GOAL OF THE EXERCISE: Find the word "Gross" in the listing; pull out each line holding it.

** start MATERIAL PROVIDED **

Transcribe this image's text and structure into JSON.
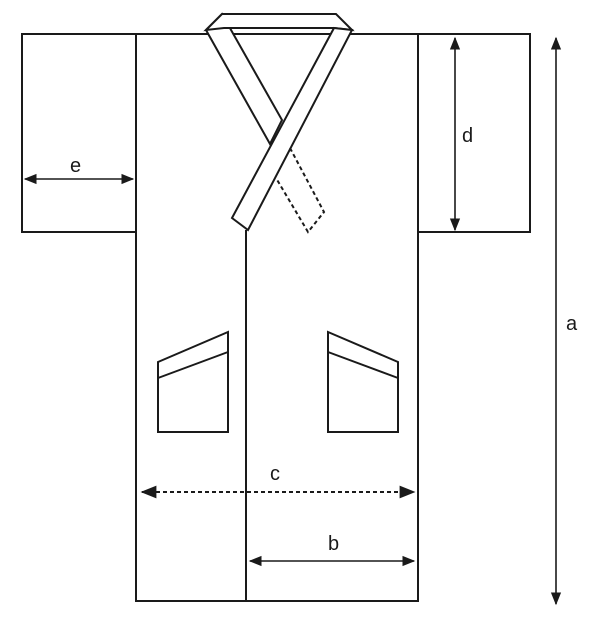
{
  "labels": {
    "a": "a",
    "b": "b",
    "c": "c",
    "d": "d",
    "e": "e"
  },
  "colors": {
    "stroke": "#1a1a1a",
    "background": "#ffffff"
  }
}
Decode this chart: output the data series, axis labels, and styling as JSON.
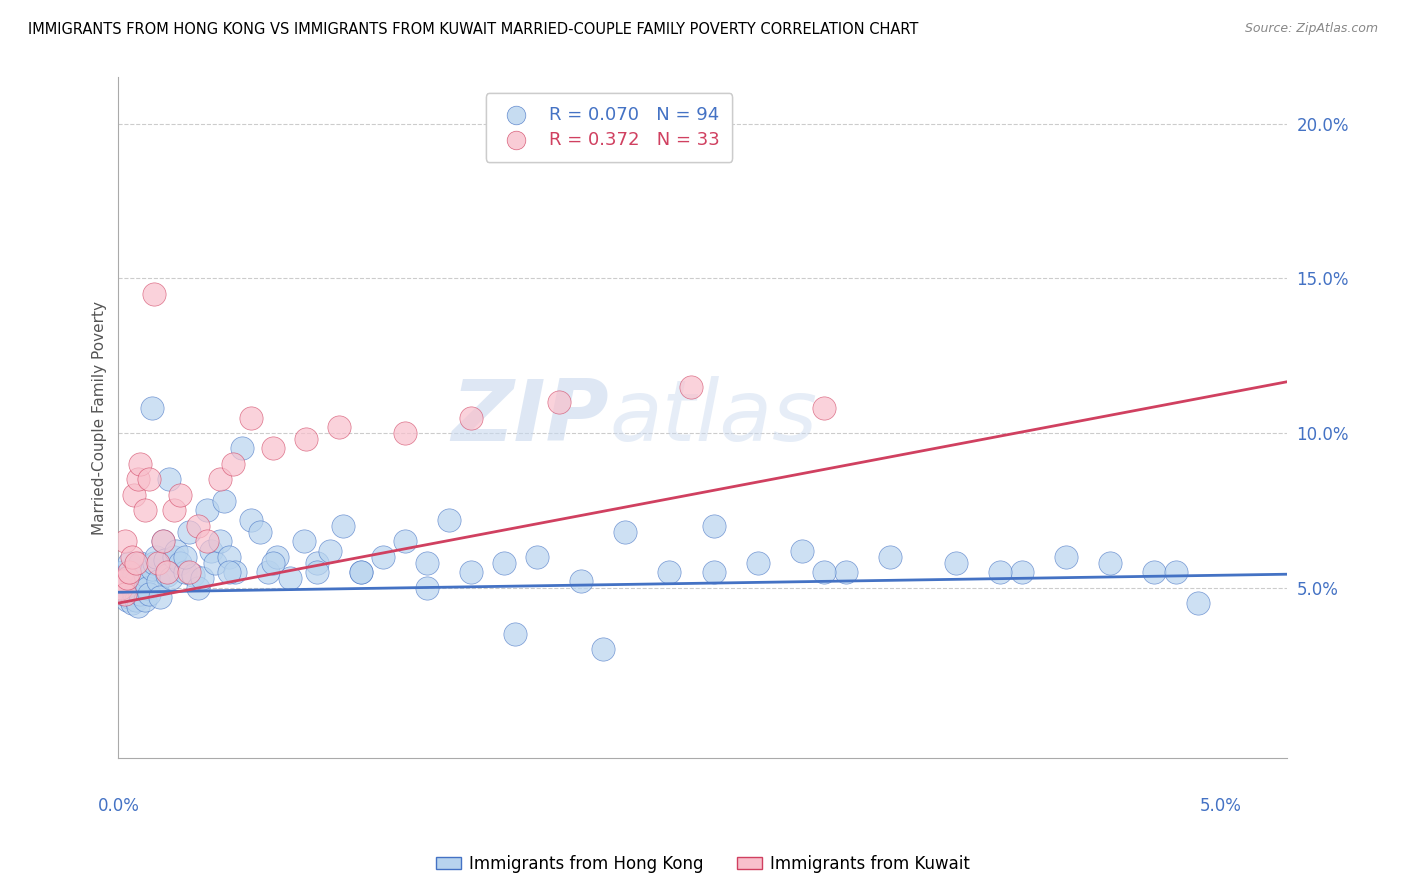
{
  "title": "IMMIGRANTS FROM HONG KONG VS IMMIGRANTS FROM KUWAIT MARRIED-COUPLE FAMILY POVERTY CORRELATION CHART",
  "source": "Source: ZipAtlas.com",
  "ylabel": "Married-Couple Family Poverty",
  "hk_R": 0.07,
  "hk_N": 94,
  "kw_R": 0.372,
  "kw_N": 33,
  "hk_color": "#b8d4ee",
  "kw_color": "#f8c0cc",
  "hk_line_color": "#4472c4",
  "kw_line_color": "#d04060",
  "xlim_min": 0.0,
  "xlim_max": 5.3,
  "ylim_min": -0.5,
  "ylim_max": 21.5,
  "ytick_vals": [
    5.0,
    10.0,
    15.0,
    20.0
  ],
  "ytick_labels": [
    "5.0%",
    "10.0%",
    "15.0%",
    "20.0%"
  ],
  "hk_slope": 0.11,
  "hk_intercept": 4.85,
  "kw_slope": 1.35,
  "kw_intercept": 4.5,
  "hk_x": [
    0.01,
    0.02,
    0.02,
    0.03,
    0.03,
    0.04,
    0.04,
    0.05,
    0.05,
    0.06,
    0.06,
    0.07,
    0.07,
    0.08,
    0.08,
    0.09,
    0.09,
    0.1,
    0.1,
    0.11,
    0.12,
    0.12,
    0.13,
    0.14,
    0.15,
    0.15,
    0.16,
    0.17,
    0.18,
    0.19,
    0.2,
    0.21,
    0.22,
    0.23,
    0.24,
    0.25,
    0.26,
    0.28,
    0.3,
    0.32,
    0.34,
    0.36,
    0.38,
    0.4,
    0.42,
    0.44,
    0.46,
    0.48,
    0.5,
    0.53,
    0.56,
    0.6,
    0.64,
    0.68,
    0.72,
    0.78,
    0.84,
    0.9,
    0.96,
    1.02,
    1.1,
    1.2,
    1.3,
    1.4,
    1.5,
    1.6,
    1.75,
    1.9,
    2.1,
    2.3,
    2.5,
    2.7,
    2.9,
    3.1,
    3.3,
    3.5,
    3.8,
    4.1,
    4.3,
    4.5,
    4.7,
    4.9,
    0.3,
    0.5,
    0.7,
    0.9,
    1.1,
    1.4,
    1.8,
    2.2,
    2.7,
    3.2,
    4.0,
    4.8
  ],
  "hk_y": [
    5.2,
    4.8,
    5.5,
    5.3,
    4.9,
    5.0,
    4.6,
    5.8,
    4.7,
    5.1,
    4.5,
    4.8,
    5.4,
    5.2,
    4.6,
    5.0,
    4.4,
    5.8,
    4.8,
    5.2,
    5.4,
    4.6,
    5.0,
    4.8,
    10.8,
    5.6,
    5.8,
    6.0,
    5.2,
    4.7,
    6.5,
    5.9,
    5.4,
    8.5,
    5.3,
    6.0,
    6.2,
    5.8,
    5.5,
    6.8,
    5.4,
    5.0,
    5.3,
    7.5,
    6.2,
    5.8,
    6.5,
    7.8,
    6.0,
    5.5,
    9.5,
    7.2,
    6.8,
    5.5,
    6.0,
    5.3,
    6.5,
    5.8,
    6.2,
    7.0,
    5.5,
    6.0,
    6.5,
    5.8,
    7.2,
    5.5,
    5.8,
    6.0,
    5.2,
    6.8,
    5.5,
    7.0,
    5.8,
    6.2,
    5.5,
    6.0,
    5.8,
    5.5,
    6.0,
    5.8,
    5.5,
    4.5,
    6.0,
    5.5,
    5.8,
    5.5,
    5.5,
    5.0,
    3.5,
    3.0,
    5.5,
    5.5,
    5.5,
    5.5
  ],
  "kw_x": [
    0.01,
    0.02,
    0.03,
    0.03,
    0.04,
    0.05,
    0.06,
    0.07,
    0.08,
    0.09,
    0.1,
    0.12,
    0.14,
    0.16,
    0.18,
    0.2,
    0.22,
    0.25,
    0.28,
    0.32,
    0.36,
    0.4,
    0.46,
    0.52,
    0.6,
    0.7,
    0.85,
    1.0,
    1.3,
    1.6,
    2.0,
    2.6,
    3.2
  ],
  "kw_y": [
    5.0,
    5.2,
    4.8,
    6.5,
    5.3,
    5.5,
    6.0,
    8.0,
    5.8,
    8.5,
    9.0,
    7.5,
    8.5,
    14.5,
    5.8,
    6.5,
    5.5,
    7.5,
    8.0,
    5.5,
    7.0,
    6.5,
    8.5,
    9.0,
    10.5,
    9.5,
    9.8,
    10.2,
    10.0,
    10.5,
    11.0,
    11.5,
    10.8
  ]
}
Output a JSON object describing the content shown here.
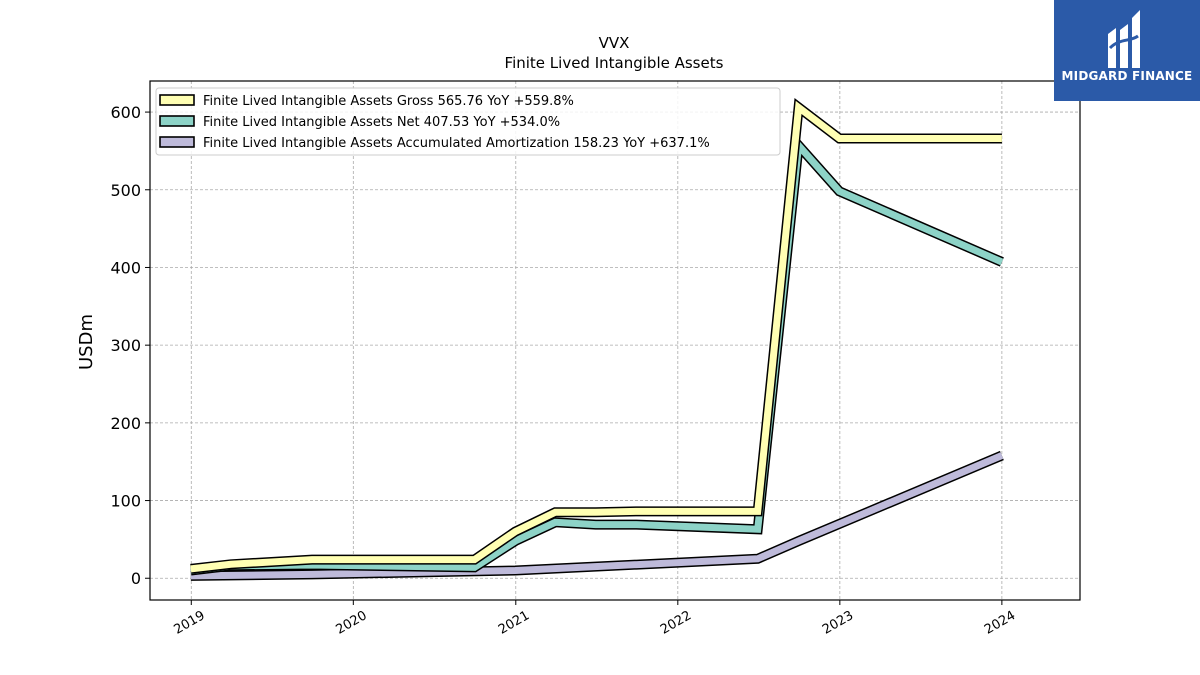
{
  "chart_data": {
    "type": "line",
    "title": "VVX",
    "subtitle": "Finite Lived Intangible Assets",
    "xlabel": "",
    "ylabel": "USDm",
    "x_ticks": [
      "2019",
      "2020",
      "2021",
      "2022",
      "2023",
      "2024"
    ],
    "y_ticks": [
      "0",
      "100",
      "200",
      "300",
      "400",
      "500",
      "600"
    ],
    "ylim": [
      -28,
      640
    ],
    "xlim": [
      "2018-09-30",
      "2024-06-25"
    ],
    "grid": true,
    "legend_position": "top-left",
    "series": [
      {
        "name": "Finite Lived Intangible Assets Gross",
        "legend": "Finite Lived Intangible Assets Gross  565.76 YoY +559.8%",
        "color": "#ffffb3",
        "points": [
          [
            "2018-12-31",
            12
          ],
          [
            "2019-03-31",
            18
          ],
          [
            "2019-09-30",
            24
          ],
          [
            "2020-09-30",
            24
          ],
          [
            "2020-12-31",
            60
          ],
          [
            "2021-03-31",
            85
          ],
          [
            "2021-06-30",
            85
          ],
          [
            "2021-09-30",
            86
          ],
          [
            "2022-06-30",
            86
          ],
          [
            "2022-09-30",
            606
          ],
          [
            "2022-12-31",
            566
          ],
          [
            "2024-01-01",
            566
          ]
        ]
      },
      {
        "name": "Finite Lived Intangible Assets Net",
        "legend": "Finite Lived Intangible Assets Net  407.53 YoY +534.0%",
        "color": "#8dd3c7",
        "points": [
          [
            "2018-12-31",
            10
          ],
          [
            "2019-03-31",
            16
          ],
          [
            "2019-09-30",
            17
          ],
          [
            "2020-09-30",
            14
          ],
          [
            "2020-12-31",
            48
          ],
          [
            "2021-03-31",
            72
          ],
          [
            "2021-06-30",
            69
          ],
          [
            "2021-09-30",
            69
          ],
          [
            "2022-06-30",
            63
          ],
          [
            "2022-09-30",
            557
          ],
          [
            "2022-12-31",
            498
          ],
          [
            "2024-01-01",
            407
          ]
        ]
      },
      {
        "name": "Finite Lived Intangible Assets Accumulated Amortization",
        "legend": "Finite Lived Intangible Assets Accumulated Amortization  158.23 YoY +637.1%",
        "color": "#bebada",
        "points": [
          [
            "2018-12-31",
            3
          ],
          [
            "2019-09-30",
            5
          ],
          [
            "2020-12-31",
            10
          ],
          [
            "2022-06-30",
            25
          ],
          [
            "2022-09-30",
            48
          ],
          [
            "2022-12-31",
            70
          ],
          [
            "2024-01-01",
            158
          ]
        ]
      }
    ]
  },
  "brand": {
    "name": "MIDGARD FINANCE",
    "bg_color": "#2b5aa8",
    "icon": "midgard-logo-icon"
  }
}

** end MATERIAL PROVIDED **

SOLUTION TO THIS PROBLEM:
        "name": "Finite Lived Intangible Assets Gross",
        "legend": "Finite Lived Intangible Assets Gross  565.76 YoY +559.8%",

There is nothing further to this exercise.